Required work
Wherever a line below holds the word "węgiel", copy that line.

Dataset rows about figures

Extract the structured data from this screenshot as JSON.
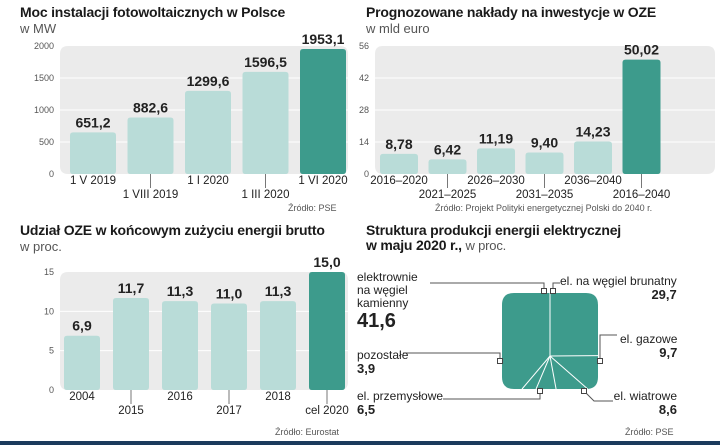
{
  "colors": {
    "bar": "#b9dcd8",
    "highlight": "#3d9b8c",
    "plotbg": "#ebebeb",
    "grid": "#ffffff"
  },
  "chart_data": [
    {
      "type": "bar",
      "title": "Moc instalacji fotowoltaicznych w Polsce",
      "subtitle": "w MW",
      "categories": [
        "1 V 2019",
        "1 VIII 2019",
        "1 I 2020",
        "1 III 2020",
        "1 VI 2020"
      ],
      "values": [
        651.2,
        882.6,
        1299.6,
        1596.5,
        1953.1
      ],
      "value_labels": [
        "651,2",
        "882,6",
        "1299,6",
        "1596,5",
        "1953,1"
      ],
      "ylim": [
        0,
        2000
      ],
      "yticks": [
        "0",
        "500",
        "1000",
        "1500",
        "2000"
      ],
      "highlight_index": 4,
      "source": "Źródło: PSE"
    },
    {
      "type": "bar",
      "title": "Prognozowane nakłady na inwestycje w OZE",
      "subtitle": "w mld euro",
      "categories": [
        "2016–2020",
        "2021–2025",
        "2026–2030",
        "2031–2035",
        "2036–2040",
        "2016–2040"
      ],
      "values": [
        8.78,
        6.42,
        11.19,
        9.4,
        14.23,
        50.02
      ],
      "value_labels": [
        "8,78",
        "6,42",
        "11,19",
        "9,40",
        "14,23",
        "50,02"
      ],
      "ylim": [
        0,
        56
      ],
      "yticks": [
        "0",
        "14",
        "28",
        "42",
        "56"
      ],
      "highlight_index": 5,
      "source": "Źródło: Projekt Polityki energetycznej Polski do 2040 r."
    },
    {
      "type": "bar",
      "title": "Udział OZE w końcowym zużyciu energii brutto",
      "subtitle": "w proc.",
      "categories": [
        "2004",
        "2015",
        "2016",
        "2017",
        "2018",
        "cel 2020"
      ],
      "values": [
        6.9,
        11.7,
        11.3,
        11.0,
        11.3,
        15.0
      ],
      "value_labels": [
        "6,9",
        "11,7",
        "11,3",
        "11,0",
        "11,3",
        "15,0"
      ],
      "ylim": [
        0,
        15
      ],
      "yticks": [
        "0",
        "5",
        "10",
        "15"
      ],
      "highlight_index": 5,
      "source": "Źródło: Eurostat"
    },
    {
      "type": "pie",
      "title": "Struktura produkcji energii elektrycznej",
      "title_line2": "w maju 2020 r.,",
      "subtitle": "w proc.",
      "slices": [
        {
          "label": "elektrownie na węgiel kamienny",
          "value": 41.6,
          "value_label": "41,6"
        },
        {
          "label": "el. na węgiel brunatny",
          "value": 29.7,
          "value_label": "29,7"
        },
        {
          "label": "el. gazowe",
          "value": 9.7,
          "value_label": "9,7"
        },
        {
          "label": "el. wiatrowe",
          "value": 8.6,
          "value_label": "8,6"
        },
        {
          "label": "el. przemysłowe",
          "value": 6.5,
          "value_label": "6,5"
        },
        {
          "label": "pozostałe",
          "value": 3.9,
          "value_label": "3,9"
        }
      ],
      "pie_labels": {
        "kamienny_l1": "elektrownie",
        "kamienny_l2": "na węgiel",
        "kamienny_l3": "kamienny"
      },
      "source": "Źródło: PSE"
    }
  ]
}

The reply
          "label": "elektrownie na węgiel kamienny",
          "label": "el. na węgiel brunatny",
        "kamienny_l2": "na węgiel",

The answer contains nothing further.